Uma das inúmeras aldeias tupinambás no território da atual cidade era a aldeia Carioca (ou Karióka), cujo nome viria a se tornar, posteriormente, o gentílico da cidade [1]. Esta aldeia situava-se estrategicamente na região onde hoje estão os bairros do Flamengo, Laranjeiras, Largo do Machado, Catete e Glória [5]. Quando as naus colonizadoras adentravam a Baía de Guanabara, a aldeia Karióka era a primeira a ser avistada, tendo grande importância nos primeiros contatos entre indígenas e europeus [5].
O significado do nome Rio de Janeiro
A baía foi oficialmente cartografada pelos navegadores portugueses com a toponímia “Rio de Janeiro” [1]. Este nome aparece escrito pela primeira vez em uma carta náutica do “Atlas Müller, de Lopo Homem-Reinés”, Terra Brasilis, datada de 1515/1519 [1]. A origem do nome está diretamente ligada ao mês da descoberta, janeiro de 1502, quando os exploradores confundiram a baía com a foz de um grande rio [1].
Por outro lado, os povos indígenas locais já tinham sua própria designação para esse acidente geográfico. Na língua tupi, a baía era chamada de “Iguaá-Mbara” (iguaá = enseada do rio, e mbará = mar) ou “guana-bara” (“seio do mar”), em referência ao seu formato arredondado e à fartura de pesca que proporcionava [6]. Outra possível origem seria “kûárana pará” (“mar do que se assemelha a enseada”), pela junção de “kûá” (enseada), “rana” (semelhança) e “pará” (mar) [6].
Além do nome da cidade, diversos outros topônimos cariocas têm origem nas línguas indígenas. Bairros e acidentes geográficos conservam nomes de antigas aldeias: Guanabara (baía semelhante a um rio), Pavuna (lugar atoladiço), Irajá (cuia de mel), Ipanema (rio sem peixe), Maracanã (semelhante a um chocalho) e muitos outros [4]. Essa presença linguística é um testemunho vivo da importância dos povos originários na formação da identidade cultural do Rio de Janeiro.
Durante os primeiros contatos, as relações entre indígenas e europeus foram relativamente amistosas. As ygaras (canoas) indígenas acorriam ao encontro das naus estrangeiras trazendo peixes, farinhas, frutas e mantimentos diversos [5]. No entanto, esta harmonia inicial não perduraria, especialmente com a intensificação da colonização portuguesa e as disputas territoriais que se seguiram.
A fundação da cidade do Rio de Janeiro em 1565
A criação oficial da cidade do Rio de Janeiro foi resultado de um confronto internacional pelo domínio da Baía de Guanabara, em uma época em que o litoral brasileiro era alvo de intensas disputas territoriais. A fundação ocorreu em meio a batalhas que determinariam o futuro não apenas da região, mas do domínio português na América do Sul.

• **Tarefas**
A. No trecho sobre o Rio de Janeiro, reescreva a parte que começa em "Durante os primeiros" e segue até "que se seguiram.", substituindo "harmonia" por "convivência".
B. Dê sequência ao trecho sobre o Rio de Janeiro, partindo da última frase apresentada.
Os registros não têm relação com o texto.

Dados de anotação de layout:

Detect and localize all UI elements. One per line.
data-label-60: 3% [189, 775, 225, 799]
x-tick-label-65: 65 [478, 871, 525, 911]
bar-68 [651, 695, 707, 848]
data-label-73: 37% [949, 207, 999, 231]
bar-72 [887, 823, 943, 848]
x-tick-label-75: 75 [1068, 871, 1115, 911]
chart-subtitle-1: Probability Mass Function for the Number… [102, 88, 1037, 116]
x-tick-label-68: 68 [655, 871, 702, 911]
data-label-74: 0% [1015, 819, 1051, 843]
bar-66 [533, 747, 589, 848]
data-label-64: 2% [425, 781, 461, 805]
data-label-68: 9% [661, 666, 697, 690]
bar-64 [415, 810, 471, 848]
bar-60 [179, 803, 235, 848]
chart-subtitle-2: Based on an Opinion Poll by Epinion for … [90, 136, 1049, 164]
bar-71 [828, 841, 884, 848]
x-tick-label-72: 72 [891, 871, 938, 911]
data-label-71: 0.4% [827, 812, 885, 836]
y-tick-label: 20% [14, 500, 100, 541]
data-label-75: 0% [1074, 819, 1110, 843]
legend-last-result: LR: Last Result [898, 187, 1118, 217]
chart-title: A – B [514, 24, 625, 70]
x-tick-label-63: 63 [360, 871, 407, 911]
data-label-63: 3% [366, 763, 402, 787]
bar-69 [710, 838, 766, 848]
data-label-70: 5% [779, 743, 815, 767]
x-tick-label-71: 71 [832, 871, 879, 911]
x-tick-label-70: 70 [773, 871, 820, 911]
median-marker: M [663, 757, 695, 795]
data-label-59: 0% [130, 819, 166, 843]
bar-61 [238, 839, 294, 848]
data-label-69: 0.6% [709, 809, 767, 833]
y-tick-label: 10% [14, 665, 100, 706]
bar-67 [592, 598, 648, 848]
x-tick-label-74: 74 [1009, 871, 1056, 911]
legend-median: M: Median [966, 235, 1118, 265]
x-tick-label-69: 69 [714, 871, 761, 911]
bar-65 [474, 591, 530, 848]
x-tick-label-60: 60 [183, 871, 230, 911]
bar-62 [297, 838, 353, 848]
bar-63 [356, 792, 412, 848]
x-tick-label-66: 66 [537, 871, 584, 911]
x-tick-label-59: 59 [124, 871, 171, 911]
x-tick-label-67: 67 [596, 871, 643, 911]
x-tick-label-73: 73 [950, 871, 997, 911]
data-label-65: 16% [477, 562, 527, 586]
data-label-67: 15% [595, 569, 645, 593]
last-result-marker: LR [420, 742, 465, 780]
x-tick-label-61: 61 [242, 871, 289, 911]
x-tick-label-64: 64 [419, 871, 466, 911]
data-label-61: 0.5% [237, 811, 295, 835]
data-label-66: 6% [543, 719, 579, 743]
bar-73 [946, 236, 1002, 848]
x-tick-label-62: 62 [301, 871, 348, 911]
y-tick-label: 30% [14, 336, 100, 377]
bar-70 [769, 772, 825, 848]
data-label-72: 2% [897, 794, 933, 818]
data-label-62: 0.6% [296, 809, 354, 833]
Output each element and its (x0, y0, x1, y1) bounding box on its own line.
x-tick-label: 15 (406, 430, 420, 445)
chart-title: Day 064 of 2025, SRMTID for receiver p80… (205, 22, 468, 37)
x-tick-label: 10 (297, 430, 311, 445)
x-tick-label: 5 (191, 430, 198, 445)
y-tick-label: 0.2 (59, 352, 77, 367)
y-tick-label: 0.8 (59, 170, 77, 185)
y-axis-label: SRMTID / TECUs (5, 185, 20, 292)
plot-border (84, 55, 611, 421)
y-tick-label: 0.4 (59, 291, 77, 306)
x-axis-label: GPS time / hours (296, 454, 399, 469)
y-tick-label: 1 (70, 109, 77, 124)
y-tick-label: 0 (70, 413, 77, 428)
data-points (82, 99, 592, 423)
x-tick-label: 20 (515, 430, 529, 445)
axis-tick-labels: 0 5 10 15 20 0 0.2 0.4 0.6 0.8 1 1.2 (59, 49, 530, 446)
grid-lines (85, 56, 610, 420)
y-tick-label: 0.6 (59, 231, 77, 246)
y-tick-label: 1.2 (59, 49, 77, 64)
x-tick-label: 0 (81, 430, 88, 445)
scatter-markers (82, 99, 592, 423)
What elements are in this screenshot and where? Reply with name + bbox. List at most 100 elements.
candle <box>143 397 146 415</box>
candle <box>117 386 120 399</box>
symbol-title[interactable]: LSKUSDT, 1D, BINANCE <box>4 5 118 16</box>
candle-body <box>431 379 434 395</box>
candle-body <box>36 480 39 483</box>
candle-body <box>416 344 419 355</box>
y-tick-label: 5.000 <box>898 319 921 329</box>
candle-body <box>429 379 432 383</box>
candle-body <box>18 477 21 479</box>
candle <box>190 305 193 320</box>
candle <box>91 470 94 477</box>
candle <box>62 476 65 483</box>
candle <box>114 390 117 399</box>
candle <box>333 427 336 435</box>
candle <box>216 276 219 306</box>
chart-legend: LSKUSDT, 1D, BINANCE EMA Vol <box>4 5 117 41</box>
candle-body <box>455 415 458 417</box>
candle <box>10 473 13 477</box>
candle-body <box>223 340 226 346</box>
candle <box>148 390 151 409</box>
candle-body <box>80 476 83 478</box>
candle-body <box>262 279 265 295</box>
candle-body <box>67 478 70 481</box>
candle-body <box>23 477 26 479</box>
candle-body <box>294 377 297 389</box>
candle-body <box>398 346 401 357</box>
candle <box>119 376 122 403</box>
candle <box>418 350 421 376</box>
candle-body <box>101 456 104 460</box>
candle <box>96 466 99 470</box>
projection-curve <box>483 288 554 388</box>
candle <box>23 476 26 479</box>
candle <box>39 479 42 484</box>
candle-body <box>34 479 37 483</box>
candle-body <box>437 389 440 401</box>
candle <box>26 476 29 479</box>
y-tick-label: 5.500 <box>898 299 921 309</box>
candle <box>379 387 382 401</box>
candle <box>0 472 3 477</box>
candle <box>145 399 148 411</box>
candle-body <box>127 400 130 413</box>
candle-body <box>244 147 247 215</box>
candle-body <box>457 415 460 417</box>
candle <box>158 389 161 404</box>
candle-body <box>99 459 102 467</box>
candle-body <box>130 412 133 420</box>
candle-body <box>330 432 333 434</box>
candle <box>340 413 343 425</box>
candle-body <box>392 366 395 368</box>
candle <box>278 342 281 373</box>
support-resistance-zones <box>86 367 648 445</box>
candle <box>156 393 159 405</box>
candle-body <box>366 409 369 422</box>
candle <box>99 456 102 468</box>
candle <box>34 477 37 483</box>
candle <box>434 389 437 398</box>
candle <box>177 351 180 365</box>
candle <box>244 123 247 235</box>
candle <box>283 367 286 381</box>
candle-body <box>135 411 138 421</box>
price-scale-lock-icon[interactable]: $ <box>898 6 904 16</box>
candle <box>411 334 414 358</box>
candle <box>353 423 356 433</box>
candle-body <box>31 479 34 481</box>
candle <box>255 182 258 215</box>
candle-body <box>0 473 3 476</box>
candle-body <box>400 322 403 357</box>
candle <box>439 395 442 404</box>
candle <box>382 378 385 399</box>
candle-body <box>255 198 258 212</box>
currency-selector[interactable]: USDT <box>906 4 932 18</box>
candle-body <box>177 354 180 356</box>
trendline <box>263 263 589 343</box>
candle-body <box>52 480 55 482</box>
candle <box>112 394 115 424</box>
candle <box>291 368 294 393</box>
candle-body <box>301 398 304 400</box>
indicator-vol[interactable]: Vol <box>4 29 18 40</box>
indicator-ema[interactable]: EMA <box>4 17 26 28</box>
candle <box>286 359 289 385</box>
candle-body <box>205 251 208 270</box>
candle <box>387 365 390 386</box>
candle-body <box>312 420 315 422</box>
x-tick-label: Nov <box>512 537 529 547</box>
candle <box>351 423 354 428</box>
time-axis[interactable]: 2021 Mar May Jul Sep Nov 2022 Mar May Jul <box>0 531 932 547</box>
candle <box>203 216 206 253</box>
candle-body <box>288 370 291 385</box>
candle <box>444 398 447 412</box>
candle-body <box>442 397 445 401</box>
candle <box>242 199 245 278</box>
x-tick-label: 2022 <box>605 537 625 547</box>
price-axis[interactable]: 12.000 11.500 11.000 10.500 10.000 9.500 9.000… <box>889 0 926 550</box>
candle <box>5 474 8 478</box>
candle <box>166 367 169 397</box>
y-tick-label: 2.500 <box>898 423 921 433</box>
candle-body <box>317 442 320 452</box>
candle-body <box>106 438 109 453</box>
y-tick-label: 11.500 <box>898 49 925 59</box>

• **Respostas por tarefa**
A.
Durante os primeiros contatos, as relações entre indígenas e europeus foram relativamente amistosas. As ygaras (canoas) indígenas acorriam ao encontro das naus estrangeiras trazendo peixes, farinhas, frutas e mantimentos diversos [5]. No entanto, esta convivência inicial não perduraria, especialmente com a intensificação da colonização portuguesa e as disputas territoriais que se seguiram.

B.
A invasão francesa e a França Antártica
Em 1555, a coroa portuguesa enfrentou um desafio significativo quando os franceses estabeleceram a chamada França Antártica na Baía de Guanabara. Sob o comando de Nicolas Durand de Villegaignon, os franceses se instalaram estrategicamente em duas ilhas da baía (atuais Villegaignon e Ilha do Governador) e na região onde hoje está a praia do Flamengo, com a clara intenção de criar uma colônia permanente.
Para fortalecer sua posição, os invasores estabeleceram uma aliança com os indígenas Tamoios, inimigos dos portugueses. Essa cooperação resultou na Confederação dos Tamoios, reunindo diversas tribos do litoral com o objetivo comum de combater os colonizadores portugueses. A presença francesa representava, portanto, uma grave ameaça aos interesses lusitanos na região.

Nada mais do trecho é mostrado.